- TASK: Skip every picture and transcribe the remaining material exactly.

- Structured figure records:
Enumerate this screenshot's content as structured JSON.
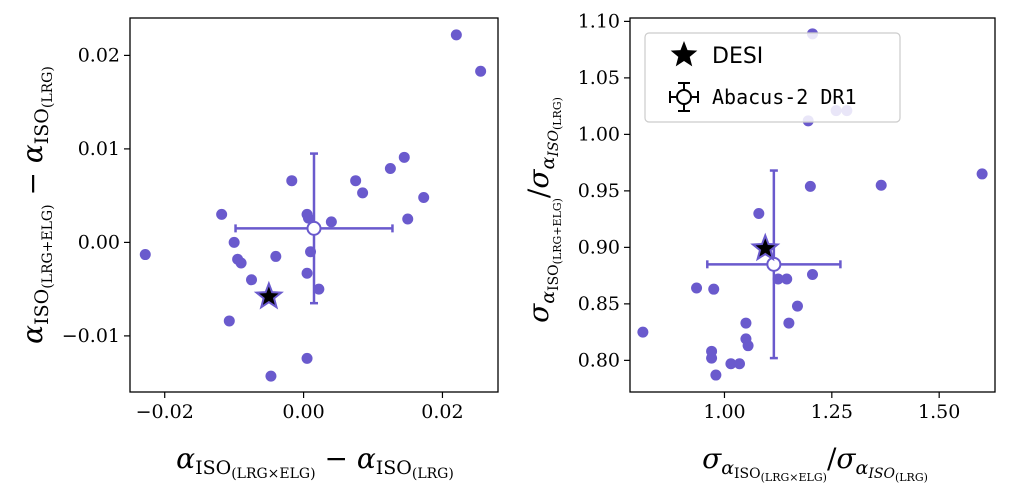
{
  "colors": {
    "points": "#6a5acd",
    "star": "#000000",
    "axis": "#000000",
    "legend_border": "#cccccc"
  },
  "chart_data": [
    {
      "type": "scatter",
      "xlabel": {
        "main": "α",
        "sub": "ISO",
        "sub2": "(LRG×ELG)",
        "minus": " − ",
        "main2": "α",
        "sub_b": "ISO",
        "sub2_b": "(LRG)"
      },
      "ylabel": {
        "main": "α",
        "sub": "ISO",
        "sub2": "(LRG+ELG)",
        "minus": " − ",
        "main2": "α",
        "sub_b": "ISO",
        "sub2_b": "(LRG)"
      },
      "xlim": [
        -0.025,
        0.028
      ],
      "ylim": [
        -0.016,
        0.024
      ],
      "xticks": [
        -0.02,
        0.0,
        0.02
      ],
      "xtick_labels": [
        "−0.02",
        "0.00",
        "0.02"
      ],
      "yticks": [
        -0.01,
        0.0,
        0.01,
        0.02
      ],
      "ytick_labels": [
        "−0.01",
        "0.00",
        "0.01",
        "0.02"
      ],
      "points": [
        {
          "x": 0.022,
          "y": 0.0222
        },
        {
          "x": 0.0255,
          "y": 0.0183
        },
        {
          "x": 0.0145,
          "y": 0.0091
        },
        {
          "x": 0.0125,
          "y": 0.0079
        },
        {
          "x": 0.0075,
          "y": 0.0066
        },
        {
          "x": 0.0085,
          "y": 0.0053
        },
        {
          "x": 0.0173,
          "y": 0.0048
        },
        {
          "x": -0.0017,
          "y": 0.0066
        },
        {
          "x": 0.0005,
          "y": 0.003
        },
        {
          "x": 0.0007,
          "y": 0.0026
        },
        {
          "x": 0.015,
          "y": 0.0025
        },
        {
          "x": 0.004,
          "y": 0.0022
        },
        {
          "x": -0.0118,
          "y": 0.003
        },
        {
          "x": -0.01,
          "y": 0.0
        },
        {
          "x": -0.0095,
          "y": -0.0018
        },
        {
          "x": -0.009,
          "y": -0.0022
        },
        {
          "x": -0.004,
          "y": -0.0015
        },
        {
          "x": 0.001,
          "y": -0.001
        },
        {
          "x": -0.0075,
          "y": -0.004
        },
        {
          "x": 0.0005,
          "y": -0.0033
        },
        {
          "x": 0.0022,
          "y": -0.005
        },
        {
          "x": -0.0107,
          "y": -0.0084
        },
        {
          "x": 0.0005,
          "y": -0.0124
        },
        {
          "x": -0.0047,
          "y": -0.0143
        },
        {
          "x": -0.0228,
          "y": -0.0013
        }
      ],
      "errorbar": {
        "x": 0.0015,
        "y": 0.0015,
        "xerr_low": 0.0113,
        "xerr_high": 0.0113,
        "yerr_low": 0.008,
        "yerr_high": 0.008
      },
      "star": {
        "x": -0.005,
        "y": -0.0058
      }
    },
    {
      "type": "scatter",
      "xlabel": {
        "main": "σ",
        "sub": "α",
        "sub2": "ISO",
        "sub3": "(LRG×ELG)",
        "slash": "/",
        "main2": "σ",
        "sub_b": "α",
        "sub2_b": "ISO",
        "sub3_b": "(LRG)"
      },
      "ylabel": {
        "main": "σ",
        "sub": "α",
        "sub2": "ISO",
        "sub3": "(LRG+ELG)",
        "slash": "/",
        "main2": "σ",
        "sub_b": "α",
        "sub2_b": "ISO",
        "sub3_b": "(LRG)"
      },
      "xlim": [
        0.78,
        1.63
      ],
      "ylim": [
        0.772,
        1.103
      ],
      "xticks": [
        1.0,
        1.25,
        1.5
      ],
      "xtick_labels": [
        "1.00",
        "1.25",
        "1.50"
      ],
      "yticks": [
        0.8,
        0.85,
        0.9,
        0.95,
        1.0,
        1.05,
        1.1
      ],
      "ytick_labels": [
        "0.80",
        "0.85",
        "0.90",
        "0.95",
        "1.00",
        "1.05",
        "1.10"
      ],
      "points": [
        {
          "x": 1.205,
          "y": 1.089
        },
        {
          "x": 1.26,
          "y": 1.021
        },
        {
          "x": 1.285,
          "y": 1.021
        },
        {
          "x": 1.195,
          "y": 1.012
        },
        {
          "x": 1.6,
          "y": 0.965
        },
        {
          "x": 1.365,
          "y": 0.955
        },
        {
          "x": 1.2,
          "y": 0.954
        },
        {
          "x": 1.08,
          "y": 0.93
        },
        {
          "x": 1.205,
          "y": 0.876
        },
        {
          "x": 1.145,
          "y": 0.872
        },
        {
          "x": 1.125,
          "y": 0.872
        },
        {
          "x": 0.935,
          "y": 0.864
        },
        {
          "x": 0.975,
          "y": 0.863
        },
        {
          "x": 1.17,
          "y": 0.848
        },
        {
          "x": 1.15,
          "y": 0.833
        },
        {
          "x": 1.05,
          "y": 0.833
        },
        {
          "x": 0.81,
          "y": 0.825
        },
        {
          "x": 1.05,
          "y": 0.819
        },
        {
          "x": 1.055,
          "y": 0.813
        },
        {
          "x": 0.97,
          "y": 0.808
        },
        {
          "x": 0.97,
          "y": 0.802
        },
        {
          "x": 1.015,
          "y": 0.797
        },
        {
          "x": 1.035,
          "y": 0.797
        },
        {
          "x": 0.98,
          "y": 0.787
        }
      ],
      "errorbar": {
        "x": 1.115,
        "y": 0.885,
        "xerr_low": 0.155,
        "xerr_high": 0.155,
        "yerr_low": 0.083,
        "yerr_high": 0.083
      },
      "star": {
        "x": 1.095,
        "y": 0.899
      },
      "legend": {
        "position": "upper-left",
        "entries": [
          "DESI",
          "Abacus-2 DR1"
        ]
      }
    }
  ]
}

- EXERCISE RESULT:
Enumerate this screenshot's content as structured JSON.
{
  "colors": {
    "points": "#6a5acd",
    "star": "#000000",
    "axis": "#000000",
    "legend_border": "#cccccc"
  },
  "chart_data": [
    {
      "type": "scatter",
      "xlabel": {
        "main": "α",
        "sub": "ISO",
        "sub2": "(LRG×ELG)",
        "minus": " − ",
        "main2": "α",
        "sub_b": "ISO",
        "sub2_b": "(LRG)"
      },
      "ylabel": {
        "main": "α",
        "sub": "ISO",
        "sub2": "(LRG+ELG)",
        "minus": " − ",
        "main2": "α",
        "sub_b": "ISO",
        "sub2_b": "(LRG)"
      },
      "xlim": [
        -0.025,
        0.028
      ],
      "ylim": [
        -0.016,
        0.024
      ],
      "xticks": [
        -0.02,
        0.0,
        0.02
      ],
      "xtick_labels": [
        "−0.02",
        "0.00",
        "0.02"
      ],
      "yticks": [
        -0.01,
        0.0,
        0.01,
        0.02
      ],
      "ytick_labels": [
        "−0.01",
        "0.00",
        "0.01",
        "0.02"
      ],
      "points": [
        {
          "x": 0.022,
          "y": 0.0222
        },
        {
          "x": 0.0255,
          "y": 0.0183
        },
        {
          "x": 0.0145,
          "y": 0.0091
        },
        {
          "x": 0.0125,
          "y": 0.0079
        },
        {
          "x": 0.0075,
          "y": 0.0066
        },
        {
          "x": 0.0085,
          "y": 0.0053
        },
        {
          "x": 0.0173,
          "y": 0.0048
        },
        {
          "x": -0.0017,
          "y": 0.0066
        },
        {
          "x": 0.0005,
          "y": 0.003
        },
        {
          "x": 0.0007,
          "y": 0.0026
        },
        {
          "x": 0.015,
          "y": 0.0025
        },
        {
          "x": 0.004,
          "y": 0.0022
        },
        {
          "x": -0.0118,
          "y": 0.003
        },
        {
          "x": -0.01,
          "y": 0.0
        },
        {
          "x": -0.0095,
          "y": -0.0018
        },
        {
          "x": -0.009,
          "y": -0.0022
        },
        {
          "x": -0.004,
          "y": -0.0015
        },
        {
          "x": 0.001,
          "y": -0.001
        },
        {
          "x": -0.0075,
          "y": -0.004
        },
        {
          "x": 0.0005,
          "y": -0.0033
        },
        {
          "x": 0.0022,
          "y": -0.005
        },
        {
          "x": -0.0107,
          "y": -0.0084
        },
        {
          "x": 0.0005,
          "y": -0.0124
        },
        {
          "x": -0.0047,
          "y": -0.0143
        },
        {
          "x": -0.0228,
          "y": -0.0013
        }
      ],
      "errorbar": {
        "x": 0.0015,
        "y": 0.0015,
        "xerr_low": 0.0113,
        "xerr_high": 0.0113,
        "yerr_low": 0.008,
        "yerr_high": 0.008
      },
      "star": {
        "x": -0.005,
        "y": -0.0058
      }
    },
    {
      "type": "scatter",
      "xlabel": {
        "main": "σ",
        "sub": "α",
        "sub2": "ISO",
        "sub3": "(LRG×ELG)",
        "slash": "/",
        "main2": "σ",
        "sub_b": "α",
        "sub2_b": "ISO",
        "sub3_b": "(LRG)"
      },
      "ylabel": {
        "main": "σ",
        "sub": "α",
        "sub2": "ISO",
        "sub3": "(LRG+ELG)",
        "slash": "/",
        "main2": "σ",
        "sub_b": "α",
        "sub2_b": "ISO",
        "sub3_b": "(LRG)"
      },
      "xlim": [
        0.78,
        1.63
      ],
      "ylim": [
        0.772,
        1.103
      ],
      "xticks": [
        1.0,
        1.25,
        1.5
      ],
      "xtick_labels": [
        "1.00",
        "1.25",
        "1.50"
      ],
      "yticks": [
        0.8,
        0.85,
        0.9,
        0.95,
        1.0,
        1.05,
        1.1
      ],
      "ytick_labels": [
        "0.80",
        "0.85",
        "0.90",
        "0.95",
        "1.00",
        "1.05",
        "1.10"
      ],
      "points": [
        {
          "x": 1.205,
          "y": 1.089
        },
        {
          "x": 1.26,
          "y": 1.021
        },
        {
          "x": 1.285,
          "y": 1.021
        },
        {
          "x": 1.195,
          "y": 1.012
        },
        {
          "x": 1.6,
          "y": 0.965
        },
        {
          "x": 1.365,
          "y": 0.955
        },
        {
          "x": 1.2,
          "y": 0.954
        },
        {
          "x": 1.08,
          "y": 0.93
        },
        {
          "x": 1.205,
          "y": 0.876
        },
        {
          "x": 1.145,
          "y": 0.872
        },
        {
          "x": 1.125,
          "y": 0.872
        },
        {
          "x": 0.935,
          "y": 0.864
        },
        {
          "x": 0.975,
          "y": 0.863
        },
        {
          "x": 1.17,
          "y": 0.848
        },
        {
          "x": 1.15,
          "y": 0.833
        },
        {
          "x": 1.05,
          "y": 0.833
        },
        {
          "x": 0.81,
          "y": 0.825
        },
        {
          "x": 1.05,
          "y": 0.819
        },
        {
          "x": 1.055,
          "y": 0.813
        },
        {
          "x": 0.97,
          "y": 0.808
        },
        {
          "x": 0.97,
          "y": 0.802
        },
        {
          "x": 1.015,
          "y": 0.797
        },
        {
          "x": 1.035,
          "y": 0.797
        },
        {
          "x": 0.98,
          "y": 0.787
        }
      ],
      "errorbar": {
        "x": 1.115,
        "y": 0.885,
        "xerr_low": 0.155,
        "xerr_high": 0.155,
        "yerr_low": 0.083,
        "yerr_high": 0.083
      },
      "star": {
        "x": 1.095,
        "y": 0.899
      },
      "legend": {
        "position": "upper-left",
        "entries": [
          "DESI",
          "Abacus-2 DR1"
        ]
      }
    }
  ]
}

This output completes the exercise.